→ **What you have to do**
Below are some entries. Output each one exactly as it appears.

-- begin Material supplied --

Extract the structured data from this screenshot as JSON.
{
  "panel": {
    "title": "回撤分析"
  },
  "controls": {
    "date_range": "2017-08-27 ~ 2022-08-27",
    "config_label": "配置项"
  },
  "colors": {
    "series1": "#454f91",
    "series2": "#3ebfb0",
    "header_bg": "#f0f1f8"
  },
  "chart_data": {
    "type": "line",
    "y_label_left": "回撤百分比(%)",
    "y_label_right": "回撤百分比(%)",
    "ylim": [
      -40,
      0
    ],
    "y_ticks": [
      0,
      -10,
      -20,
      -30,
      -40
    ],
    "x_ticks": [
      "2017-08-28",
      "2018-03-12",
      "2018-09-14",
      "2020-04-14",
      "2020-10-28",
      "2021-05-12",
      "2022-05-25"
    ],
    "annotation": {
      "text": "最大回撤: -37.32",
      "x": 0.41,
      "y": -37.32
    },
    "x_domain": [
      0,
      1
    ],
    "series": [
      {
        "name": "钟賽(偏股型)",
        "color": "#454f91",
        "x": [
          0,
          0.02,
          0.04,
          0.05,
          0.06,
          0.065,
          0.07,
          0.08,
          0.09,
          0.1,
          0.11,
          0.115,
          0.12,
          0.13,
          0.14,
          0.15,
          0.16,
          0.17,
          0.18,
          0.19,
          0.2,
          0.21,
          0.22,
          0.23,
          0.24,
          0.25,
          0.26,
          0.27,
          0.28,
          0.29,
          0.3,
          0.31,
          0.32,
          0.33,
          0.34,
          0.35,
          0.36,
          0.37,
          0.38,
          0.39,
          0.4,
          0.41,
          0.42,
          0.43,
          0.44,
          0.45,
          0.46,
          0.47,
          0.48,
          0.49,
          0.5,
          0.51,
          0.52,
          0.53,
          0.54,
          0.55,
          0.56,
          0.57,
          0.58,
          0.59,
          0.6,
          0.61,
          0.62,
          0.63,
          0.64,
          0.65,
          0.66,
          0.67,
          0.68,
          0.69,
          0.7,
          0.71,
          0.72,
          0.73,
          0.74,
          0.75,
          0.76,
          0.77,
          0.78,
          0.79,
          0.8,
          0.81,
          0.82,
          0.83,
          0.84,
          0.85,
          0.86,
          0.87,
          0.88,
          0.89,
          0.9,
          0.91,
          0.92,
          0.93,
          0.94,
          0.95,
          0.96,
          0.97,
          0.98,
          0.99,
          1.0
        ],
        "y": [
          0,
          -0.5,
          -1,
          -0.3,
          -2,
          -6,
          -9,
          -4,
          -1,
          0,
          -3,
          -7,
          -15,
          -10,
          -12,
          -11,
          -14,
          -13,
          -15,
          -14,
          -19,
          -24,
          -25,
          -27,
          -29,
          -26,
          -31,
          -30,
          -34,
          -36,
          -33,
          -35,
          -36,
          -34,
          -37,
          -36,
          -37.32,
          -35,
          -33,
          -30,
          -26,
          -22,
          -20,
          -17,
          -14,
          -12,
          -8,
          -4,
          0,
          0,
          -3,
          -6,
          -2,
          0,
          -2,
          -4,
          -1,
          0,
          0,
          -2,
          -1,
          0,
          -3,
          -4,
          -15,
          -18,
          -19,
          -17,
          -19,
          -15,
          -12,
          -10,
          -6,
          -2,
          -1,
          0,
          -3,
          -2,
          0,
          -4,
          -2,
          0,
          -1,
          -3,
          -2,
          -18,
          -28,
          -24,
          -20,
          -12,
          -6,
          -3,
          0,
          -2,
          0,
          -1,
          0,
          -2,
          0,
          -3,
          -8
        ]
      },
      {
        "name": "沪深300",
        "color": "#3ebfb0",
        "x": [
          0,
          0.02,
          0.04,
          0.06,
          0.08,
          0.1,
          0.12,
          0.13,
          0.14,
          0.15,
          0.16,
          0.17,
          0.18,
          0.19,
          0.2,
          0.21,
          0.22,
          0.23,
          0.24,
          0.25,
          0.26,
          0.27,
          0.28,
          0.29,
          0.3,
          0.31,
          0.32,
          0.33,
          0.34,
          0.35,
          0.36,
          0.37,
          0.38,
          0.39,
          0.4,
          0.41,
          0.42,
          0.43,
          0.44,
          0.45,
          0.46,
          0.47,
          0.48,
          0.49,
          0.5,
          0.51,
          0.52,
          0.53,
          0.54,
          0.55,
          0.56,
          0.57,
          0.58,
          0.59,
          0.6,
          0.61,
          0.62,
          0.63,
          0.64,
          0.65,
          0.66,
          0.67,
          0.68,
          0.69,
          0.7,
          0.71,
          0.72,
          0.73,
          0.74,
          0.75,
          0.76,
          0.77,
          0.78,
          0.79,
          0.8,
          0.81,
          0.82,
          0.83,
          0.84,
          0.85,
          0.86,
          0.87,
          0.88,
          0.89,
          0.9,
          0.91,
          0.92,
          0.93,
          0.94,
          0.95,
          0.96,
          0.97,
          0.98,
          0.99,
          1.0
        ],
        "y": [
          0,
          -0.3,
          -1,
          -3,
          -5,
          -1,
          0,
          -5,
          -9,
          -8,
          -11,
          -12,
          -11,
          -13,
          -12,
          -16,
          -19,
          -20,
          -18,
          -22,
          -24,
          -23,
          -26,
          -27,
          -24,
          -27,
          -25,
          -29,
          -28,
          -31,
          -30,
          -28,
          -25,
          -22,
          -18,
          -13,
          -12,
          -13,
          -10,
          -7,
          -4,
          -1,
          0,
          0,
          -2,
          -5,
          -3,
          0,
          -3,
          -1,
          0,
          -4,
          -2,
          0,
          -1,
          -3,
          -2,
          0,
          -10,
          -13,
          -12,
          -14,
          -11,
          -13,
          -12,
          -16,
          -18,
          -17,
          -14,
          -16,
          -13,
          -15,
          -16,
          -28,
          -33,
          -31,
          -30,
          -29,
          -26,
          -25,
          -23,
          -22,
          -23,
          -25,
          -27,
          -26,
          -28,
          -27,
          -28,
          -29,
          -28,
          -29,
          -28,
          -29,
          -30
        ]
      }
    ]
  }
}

-- end Material supplied --

→ **Right answer**
Extract the structured data from this screenshot as JSON.
{
  "panel": {
    "title": "回撤分析"
  },
  "controls": {
    "date_range": "2017-08-27 ~ 2022-08-27",
    "config_label": "配置项"
  },
  "colors": {
    "series1": "#454f91",
    "series2": "#3ebfb0",
    "header_bg": "#f0f1f8"
  },
  "chart_data": {
    "type": "line",
    "y_label_left": "回撤百分比(%)",
    "y_label_right": "回撤百分比(%)",
    "ylim": [
      -40,
      0
    ],
    "y_ticks": [
      0,
      -10,
      -20,
      -30,
      -40
    ],
    "x_ticks": [
      "2017-08-28",
      "2018-03-12",
      "2018-09-14",
      "2020-04-14",
      "2020-10-28",
      "2021-05-12",
      "2022-05-25"
    ],
    "annotation": {
      "text": "最大回撤: -37.32",
      "x": 0.41,
      "y": -37.32
    },
    "x_domain": [
      0,
      1
    ],
    "series": [
      {
        "name": "钟賽(偏股型)",
        "color": "#454f91",
        "x": [
          0,
          0.02,
          0.04,
          0.05,
          0.06,
          0.065,
          0.07,
          0.08,
          0.09,
          0.1,
          0.11,
          0.115,
          0.12,
          0.13,
          0.14,
          0.15,
          0.16,
          0.17,
          0.18,
          0.19,
          0.2,
          0.21,
          0.22,
          0.23,
          0.24,
          0.25,
          0.26,
          0.27,
          0.28,
          0.29,
          0.3,
          0.31,
          0.32,
          0.33,
          0.34,
          0.35,
          0.36,
          0.37,
          0.38,
          0.39,
          0.4,
          0.41,
          0.42,
          0.43,
          0.44,
          0.45,
          0.46,
          0.47,
          0.48,
          0.49,
          0.5,
          0.51,
          0.52,
          0.53,
          0.54,
          0.55,
          0.56,
          0.57,
          0.58,
          0.59,
          0.6,
          0.61,
          0.62,
          0.63,
          0.64,
          0.65,
          0.66,
          0.67,
          0.68,
          0.69,
          0.7,
          0.71,
          0.72,
          0.73,
          0.74,
          0.75,
          0.76,
          0.77,
          0.78,
          0.79,
          0.8,
          0.81,
          0.82,
          0.83,
          0.84,
          0.85,
          0.86,
          0.87,
          0.88,
          0.89,
          0.9,
          0.91,
          0.92,
          0.93,
          0.94,
          0.95,
          0.96,
          0.97,
          0.98,
          0.99,
          1.0
        ],
        "y": [
          0,
          -0.5,
          -1,
          -0.3,
          -2,
          -6,
          -9,
          -4,
          -1,
          0,
          -3,
          -7,
          -15,
          -10,
          -12,
          -11,
          -14,
          -13,
          -15,
          -14,
          -19,
          -24,
          -25,
          -27,
          -29,
          -26,
          -31,
          -30,
          -34,
          -36,
          -33,
          -35,
          -36,
          -34,
          -37,
          -36,
          -37.32,
          -35,
          -33,
          -30,
          -26,
          -22,
          -20,
          -17,
          -14,
          -12,
          -8,
          -4,
          0,
          0,
          -3,
          -6,
          -2,
          0,
          -2,
          -4,
          -1,
          0,
          0,
          -2,
          -1,
          0,
          -3,
          -4,
          -15,
          -18,
          -19,
          -17,
          -19,
          -15,
          -12,
          -10,
          -6,
          -2,
          -1,
          0,
          -3,
          -2,
          0,
          -4,
          -2,
          0,
          -1,
          -3,
          -2,
          -18,
          -28,
          -24,
          -20,
          -12,
          -6,
          -3,
          0,
          -2,
          0,
          -1,
          0,
          -2,
          0,
          -3,
          -8
        ]
      },
      {
        "name": "沪深300",
        "color": "#3ebfb0",
        "x": [
          0,
          0.02,
          0.04,
          0.06,
          0.08,
          0.1,
          0.12,
          0.13,
          0.14,
          0.15,
          0.16,
          0.17,
          0.18,
          0.19,
          0.2,
          0.21,
          0.22,
          0.23,
          0.24,
          0.25,
          0.26,
          0.27,
          0.28,
          0.29,
          0.3,
          0.31,
          0.32,
          0.33,
          0.34,
          0.35,
          0.36,
          0.37,
          0.38,
          0.39,
          0.4,
          0.41,
          0.42,
          0.43,
          0.44,
          0.45,
          0.46,
          0.47,
          0.48,
          0.49,
          0.5,
          0.51,
          0.52,
          0.53,
          0.54,
          0.55,
          0.56,
          0.57,
          0.58,
          0.59,
          0.6,
          0.61,
          0.62,
          0.63,
          0.64,
          0.65,
          0.66,
          0.67,
          0.68,
          0.69,
          0.7,
          0.71,
          0.72,
          0.73,
          0.74,
          0.75,
          0.76,
          0.77,
          0.78,
          0.79,
          0.8,
          0.81,
          0.82,
          0.83,
          0.84,
          0.85,
          0.86,
          0.87,
          0.88,
          0.89,
          0.9,
          0.91,
          0.92,
          0.93,
          0.94,
          0.95,
          0.96,
          0.97,
          0.98,
          0.99,
          1.0
        ],
        "y": [
          0,
          -0.3,
          -1,
          -3,
          -5,
          -1,
          0,
          -5,
          -9,
          -8,
          -11,
          -12,
          -11,
          -13,
          -12,
          -16,
          -19,
          -20,
          -18,
          -22,
          -24,
          -23,
          -26,
          -27,
          -24,
          -27,
          -25,
          -29,
          -28,
          -31,
          -30,
          -28,
          -25,
          -22,
          -18,
          -13,
          -12,
          -13,
          -10,
          -7,
          -4,
          -1,
          0,
          0,
          -2,
          -5,
          -3,
          0,
          -3,
          -1,
          0,
          -4,
          -2,
          0,
          -1,
          -3,
          -2,
          0,
          -10,
          -13,
          -12,
          -14,
          -11,
          -13,
          -12,
          -16,
          -18,
          -17,
          -14,
          -16,
          -13,
          -15,
          -16,
          -28,
          -33,
          -31,
          -30,
          -29,
          -26,
          -25,
          -23,
          -22,
          -23,
          -25,
          -27,
          -26,
          -28,
          -27,
          -28,
          -29,
          -28,
          -29,
          -28,
          -29,
          -30
        ]
      }
    ]
  }
}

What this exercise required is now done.